• Task details: Pictures aside, quote the whole listing exactly.

• Supplied information:
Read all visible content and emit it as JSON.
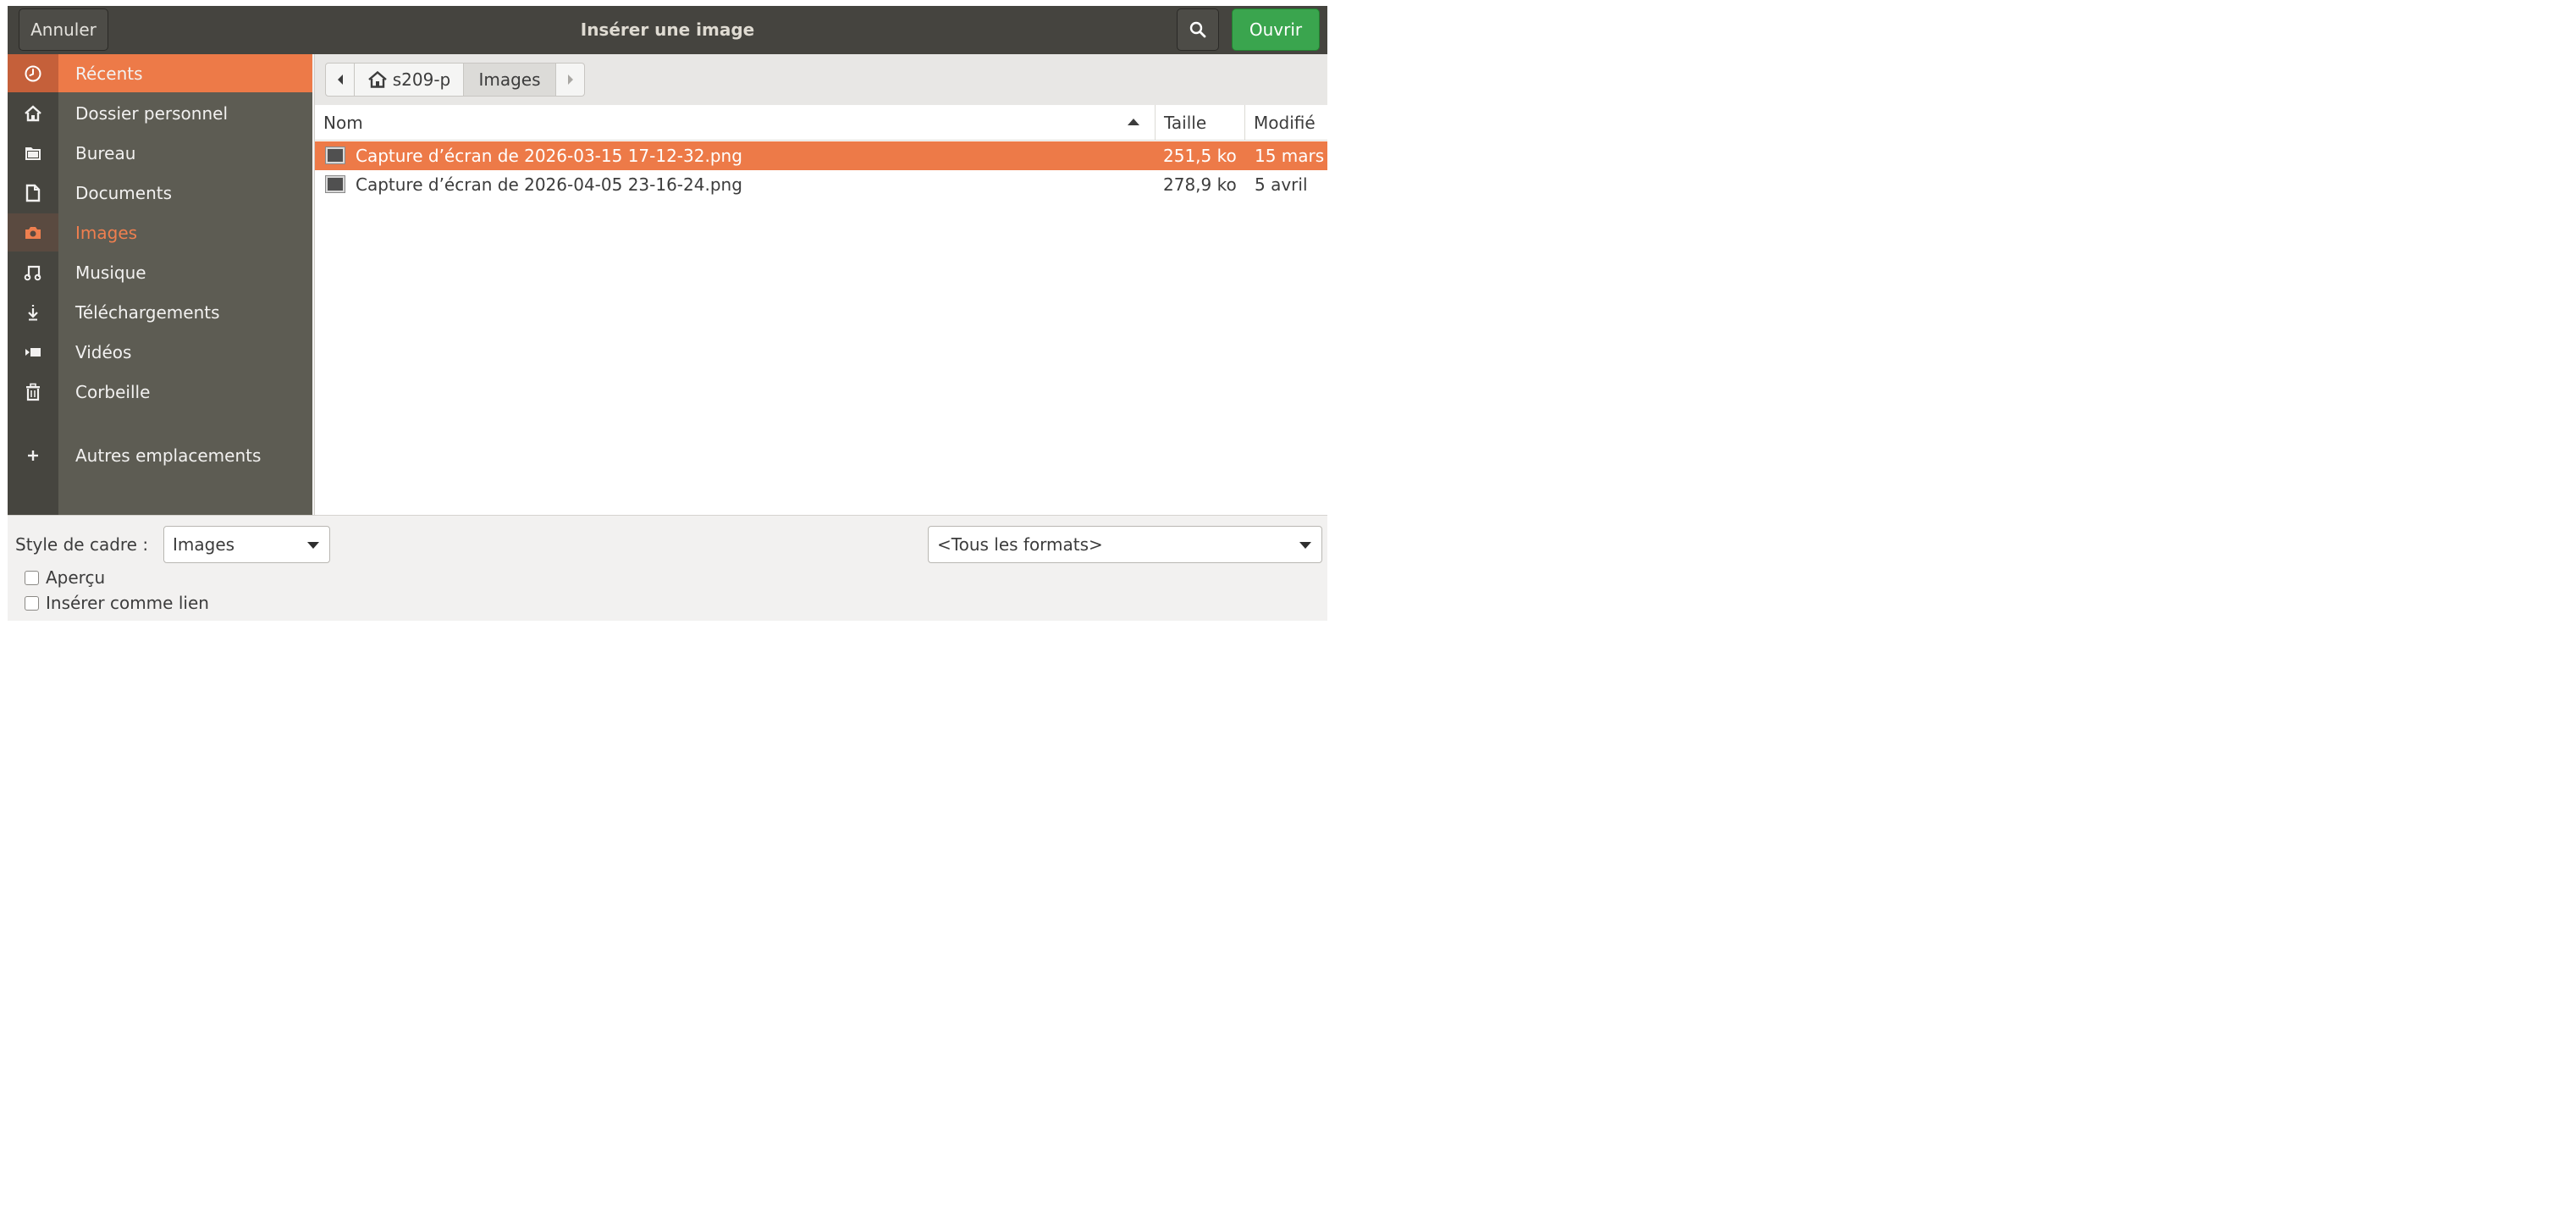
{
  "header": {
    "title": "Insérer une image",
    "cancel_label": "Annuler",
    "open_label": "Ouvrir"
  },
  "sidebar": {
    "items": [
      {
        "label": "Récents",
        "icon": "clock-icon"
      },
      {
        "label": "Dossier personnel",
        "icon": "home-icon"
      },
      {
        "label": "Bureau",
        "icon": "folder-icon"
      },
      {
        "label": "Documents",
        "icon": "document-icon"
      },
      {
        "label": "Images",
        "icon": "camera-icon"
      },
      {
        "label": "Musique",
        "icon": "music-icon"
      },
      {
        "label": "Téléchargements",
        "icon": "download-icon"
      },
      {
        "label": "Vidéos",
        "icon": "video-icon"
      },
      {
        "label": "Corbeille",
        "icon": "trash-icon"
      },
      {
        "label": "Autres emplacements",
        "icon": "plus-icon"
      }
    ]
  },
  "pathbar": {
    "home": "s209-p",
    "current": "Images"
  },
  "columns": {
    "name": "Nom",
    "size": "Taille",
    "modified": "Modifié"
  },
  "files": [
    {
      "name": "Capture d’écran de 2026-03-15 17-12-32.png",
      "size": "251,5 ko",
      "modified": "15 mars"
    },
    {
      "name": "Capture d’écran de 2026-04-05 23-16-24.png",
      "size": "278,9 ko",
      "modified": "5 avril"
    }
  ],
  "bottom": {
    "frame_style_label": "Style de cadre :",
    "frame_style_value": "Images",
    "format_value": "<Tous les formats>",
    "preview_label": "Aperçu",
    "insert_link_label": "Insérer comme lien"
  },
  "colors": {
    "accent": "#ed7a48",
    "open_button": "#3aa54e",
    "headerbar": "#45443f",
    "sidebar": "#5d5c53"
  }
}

• Complete answer:
Read all visible content and emit it as JSON.
{
  "header": {
    "title": "Insérer une image",
    "cancel_label": "Annuler",
    "open_label": "Ouvrir"
  },
  "sidebar": {
    "items": [
      {
        "label": "Récents",
        "icon": "clock-icon"
      },
      {
        "label": "Dossier personnel",
        "icon": "home-icon"
      },
      {
        "label": "Bureau",
        "icon": "folder-icon"
      },
      {
        "label": "Documents",
        "icon": "document-icon"
      },
      {
        "label": "Images",
        "icon": "camera-icon"
      },
      {
        "label": "Musique",
        "icon": "music-icon"
      },
      {
        "label": "Téléchargements",
        "icon": "download-icon"
      },
      {
        "label": "Vidéos",
        "icon": "video-icon"
      },
      {
        "label": "Corbeille",
        "icon": "trash-icon"
      },
      {
        "label": "Autres emplacements",
        "icon": "plus-icon"
      }
    ]
  },
  "pathbar": {
    "home": "s209-p",
    "current": "Images"
  },
  "columns": {
    "name": "Nom",
    "size": "Taille",
    "modified": "Modifié"
  },
  "files": [
    {
      "name": "Capture d’écran de 2026-03-15 17-12-32.png",
      "size": "251,5 ko",
      "modified": "15 mars"
    },
    {
      "name": "Capture d’écran de 2026-04-05 23-16-24.png",
      "size": "278,9 ko",
      "modified": "5 avril"
    }
  ],
  "bottom": {
    "frame_style_label": "Style de cadre :",
    "frame_style_value": "Images",
    "format_value": "<Tous les formats>",
    "preview_label": "Aperçu",
    "insert_link_label": "Insérer comme lien"
  },
  "colors": {
    "accent": "#ed7a48",
    "open_button": "#3aa54e",
    "headerbar": "#45443f",
    "sidebar": "#5d5c53"
  }
}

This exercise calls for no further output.